■ SOURCE RECORDS ■
- - - -

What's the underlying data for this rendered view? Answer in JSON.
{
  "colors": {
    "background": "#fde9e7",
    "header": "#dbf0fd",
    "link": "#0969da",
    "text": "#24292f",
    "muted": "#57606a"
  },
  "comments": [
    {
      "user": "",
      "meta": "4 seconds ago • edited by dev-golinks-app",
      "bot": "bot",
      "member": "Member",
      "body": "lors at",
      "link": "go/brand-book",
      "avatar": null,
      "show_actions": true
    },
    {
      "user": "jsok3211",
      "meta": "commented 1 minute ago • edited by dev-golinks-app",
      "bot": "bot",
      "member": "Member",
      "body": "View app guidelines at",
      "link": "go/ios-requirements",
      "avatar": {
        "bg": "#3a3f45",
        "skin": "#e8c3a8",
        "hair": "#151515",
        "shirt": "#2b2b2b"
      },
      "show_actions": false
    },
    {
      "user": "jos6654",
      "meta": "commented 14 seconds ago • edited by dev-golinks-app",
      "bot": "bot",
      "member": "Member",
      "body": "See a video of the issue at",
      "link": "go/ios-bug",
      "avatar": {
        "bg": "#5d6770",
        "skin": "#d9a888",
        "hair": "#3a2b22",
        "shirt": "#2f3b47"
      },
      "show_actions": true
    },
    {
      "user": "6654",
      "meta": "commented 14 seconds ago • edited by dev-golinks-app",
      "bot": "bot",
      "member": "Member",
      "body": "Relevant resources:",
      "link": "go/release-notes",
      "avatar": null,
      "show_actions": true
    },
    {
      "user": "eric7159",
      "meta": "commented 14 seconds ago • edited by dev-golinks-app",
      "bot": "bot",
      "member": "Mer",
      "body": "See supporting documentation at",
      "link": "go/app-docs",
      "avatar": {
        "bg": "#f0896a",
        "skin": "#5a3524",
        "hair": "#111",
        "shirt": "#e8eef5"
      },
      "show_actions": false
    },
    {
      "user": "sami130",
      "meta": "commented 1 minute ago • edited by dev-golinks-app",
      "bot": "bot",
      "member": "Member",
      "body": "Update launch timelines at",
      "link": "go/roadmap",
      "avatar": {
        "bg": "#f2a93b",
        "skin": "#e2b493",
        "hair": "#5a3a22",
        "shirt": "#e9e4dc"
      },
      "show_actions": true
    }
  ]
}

- - - -

■ TASK PROMPT ■
Each line above is to be repeated exactly.

■ RESPONSE TO THIS TASK ■
What's the underlying data for this rendered view? Answer in JSON.
{
  "colors": {
    "background": "#fde9e7",
    "header": "#dbf0fd",
    "link": "#0969da",
    "text": "#24292f",
    "muted": "#57606a"
  },
  "comments": [
    {
      "user": "",
      "meta": "4 seconds ago • edited by dev-golinks-app",
      "bot": "bot",
      "member": "Member",
      "body": "lors at",
      "link": "go/brand-book",
      "avatar": null,
      "show_actions": true
    },
    {
      "user": "jsok3211",
      "meta": "commented 1 minute ago • edited by dev-golinks-app",
      "bot": "bot",
      "member": "Member",
      "body": "View app guidelines at",
      "link": "go/ios-requirements",
      "avatar": {
        "bg": "#3a3f45",
        "skin": "#e8c3a8",
        "hair": "#151515",
        "shirt": "#2b2b2b"
      },
      "show_actions": false
    },
    {
      "user": "jos6654",
      "meta": "commented 14 seconds ago • edited by dev-golinks-app",
      "bot": "bot",
      "member": "Member",
      "body": "See a video of the issue at",
      "link": "go/ios-bug",
      "avatar": {
        "bg": "#5d6770",
        "skin": "#d9a888",
        "hair": "#3a2b22",
        "shirt": "#2f3b47"
      },
      "show_actions": true
    },
    {
      "user": "6654",
      "meta": "commented 14 seconds ago • edited by dev-golinks-app",
      "bot": "bot",
      "member": "Member",
      "body": "Relevant resources:",
      "link": "go/release-notes",
      "avatar": null,
      "show_actions": true
    },
    {
      "user": "eric7159",
      "meta": "commented 14 seconds ago • edited by dev-golinks-app",
      "bot": "bot",
      "member": "Mer",
      "body": "See supporting documentation at",
      "link": "go/app-docs",
      "avatar": {
        "bg": "#f0896a",
        "skin": "#5a3524",
        "hair": "#111",
        "shirt": "#e8eef5"
      },
      "show_actions": false
    },
    {
      "user": "sami130",
      "meta": "commented 1 minute ago • edited by dev-golinks-app",
      "bot": "bot",
      "member": "Member",
      "body": "Update launch timelines at",
      "link": "go/roadmap",
      "avatar": {
        "bg": "#f2a93b",
        "skin": "#e2b493",
        "hair": "#5a3a22",
        "shirt": "#e9e4dc"
      },
      "show_actions": true
    }
  ]
}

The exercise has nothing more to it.